═══ PROVIDED DATA

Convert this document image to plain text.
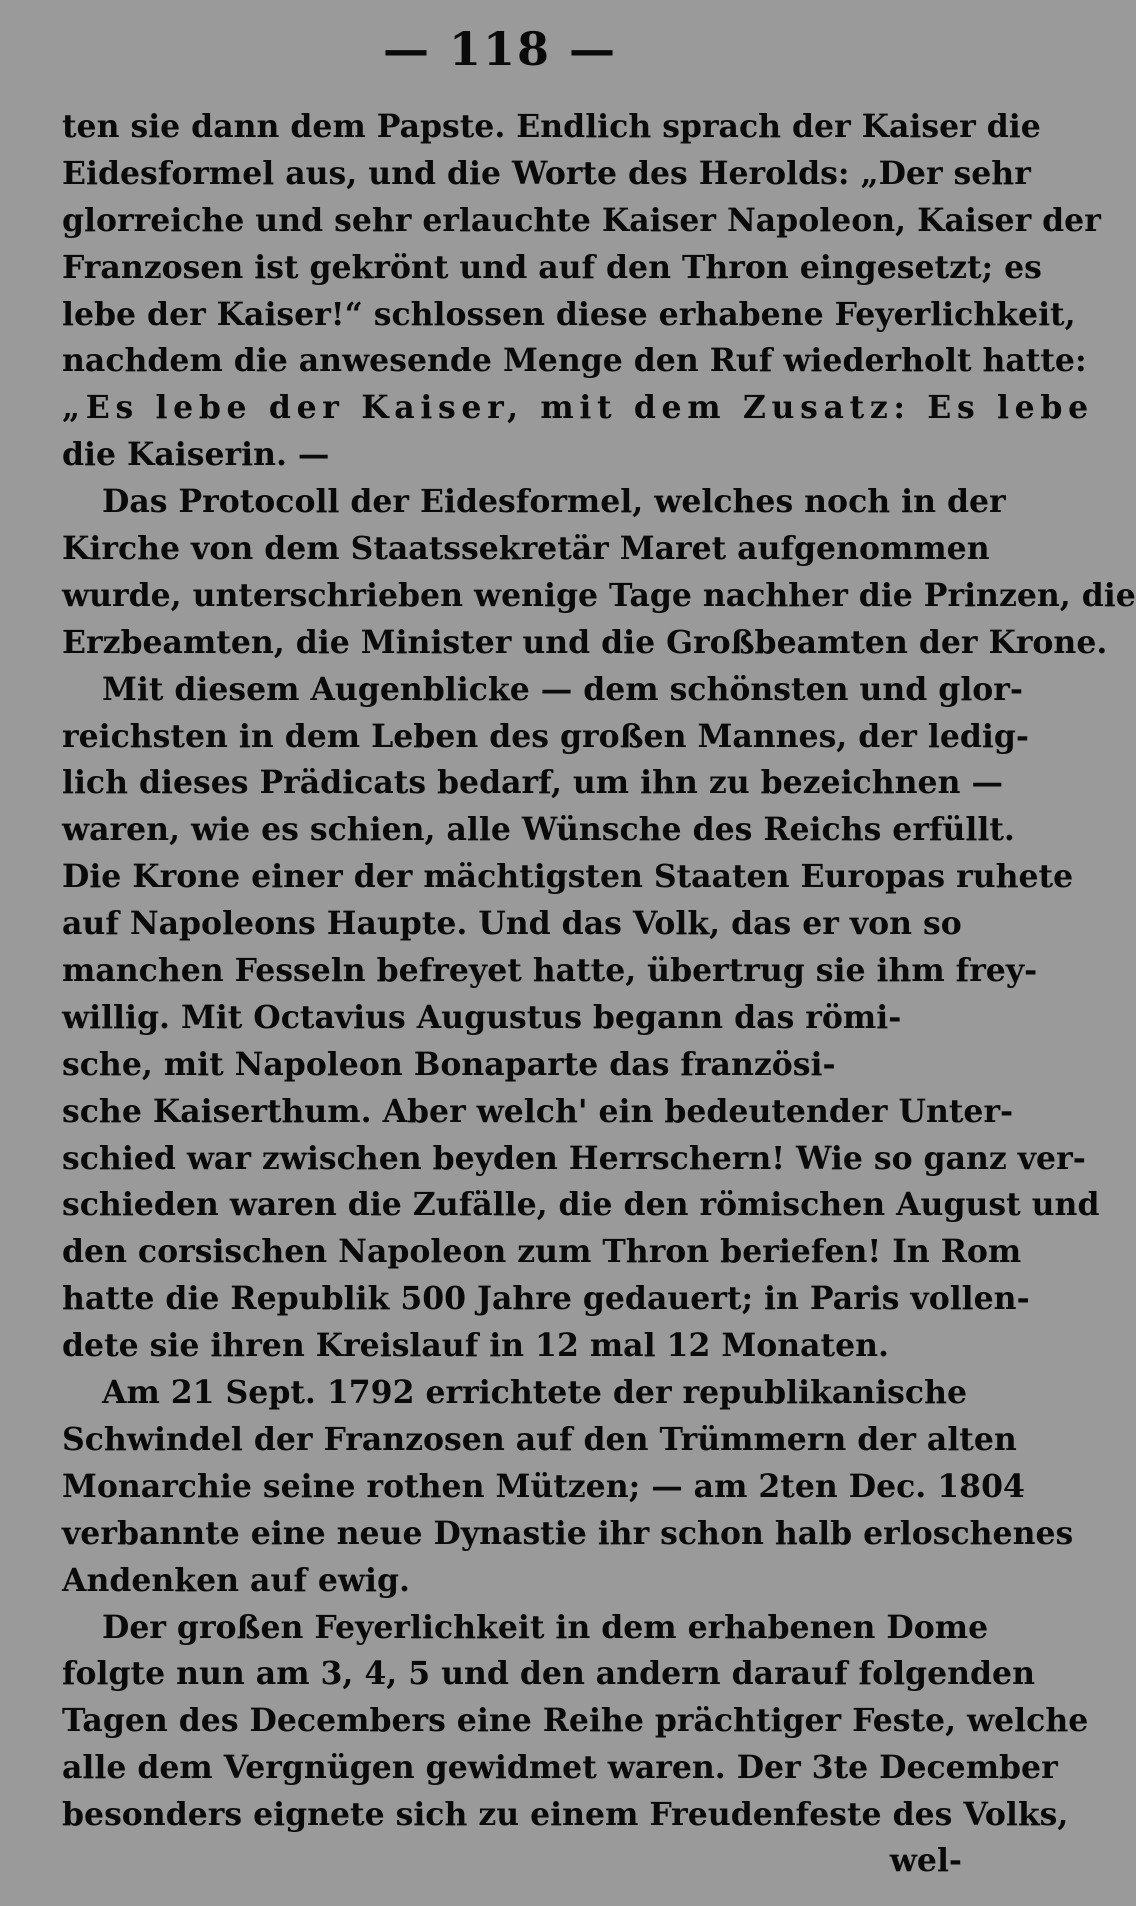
— 118 —
ten sie dann dem Papste. Endlich sprach der Kaiser die
Eidesformel aus, und die Worte des Herolds: „Der sehr
glorreiche und sehr erlauchte Kaiser Napoleon, Kaiser der
Franzosen ist gekrönt und auf den Thron eingesetzt; es
lebe der Kaiser!“ schlossen diese erhabene Feyerlichkeit,
nachdem die anwesende Menge den Ruf wiederholt hatte:
„Es lebe der Kaiser, mit dem Zusatz: Es lebe
die Kaiserin. —
Das Protocoll der Eidesformel, welches noch in der
Kirche von dem Staatssekretär Maret aufgenommen
wurde, unterschrieben wenige Tage nachher die Prinzen, die
Erzbeamten, die Minister und die Großbeamten der Krone.
Mit diesem Augenblicke — dem schönsten und glor-
reichsten in dem Leben des großen Mannes, der ledig-
lich dieses Prädicats bedarf, um ihn zu bezeichnen —
waren, wie es schien, alle Wünsche des Reichs erfüllt.
Die Krone einer der mächtigsten Staaten Europas ruhete
auf Napoleons Haupte. Und das Volk, das er von so
manchen Fesseln befreyet hatte, übertrug sie ihm frey-
willig. Mit Octavius Augustus begann das römi-
sche, mit Napoleon Bonaparte das französi-
sche Kaiserthum. Aber welch' ein bedeutender Unter-
schied war zwischen beyden Herrschern! Wie so ganz ver-
schieden waren die Zufälle, die den römischen August und
den corsischen Napoleon zum Thron beriefen! In Rom
hatte die Republik 500 Jahre gedauert; in Paris vollen-
dete sie ihren Kreislauf in 12 mal 12 Monaten.
Am 21 Sept. 1792 errichtete der republikanische
Schwindel der Franzosen auf den Trümmern der alten
Monarchie seine rothen Mützen; — am 2ten Dec. 1804
verbannte eine neue Dynastie ihr schon halb erloschenes
Andenken auf ewig.
Der großen Feyerlichkeit in dem erhabenen Dome
folgte nun am 3, 4, 5 und den andern darauf folgenden
Tagen des Decembers eine Reihe prächtiger Feste, welche
alle dem Vergnügen gewidmet waren. Der 3te December
besonders eignete sich zu einem Freudenfeste des Volks,
wel-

══════

## [WORK INSTRUCTION]
Please go through the entries and show every line with the word "waren".

## [YOUR RESPONSE]
waren, wie es schien, alle Wünsche des Reichs erfüllt.
schieden waren die Zufälle, die den römischen August und
alle dem Vergnügen gewidmet waren. Der 3te December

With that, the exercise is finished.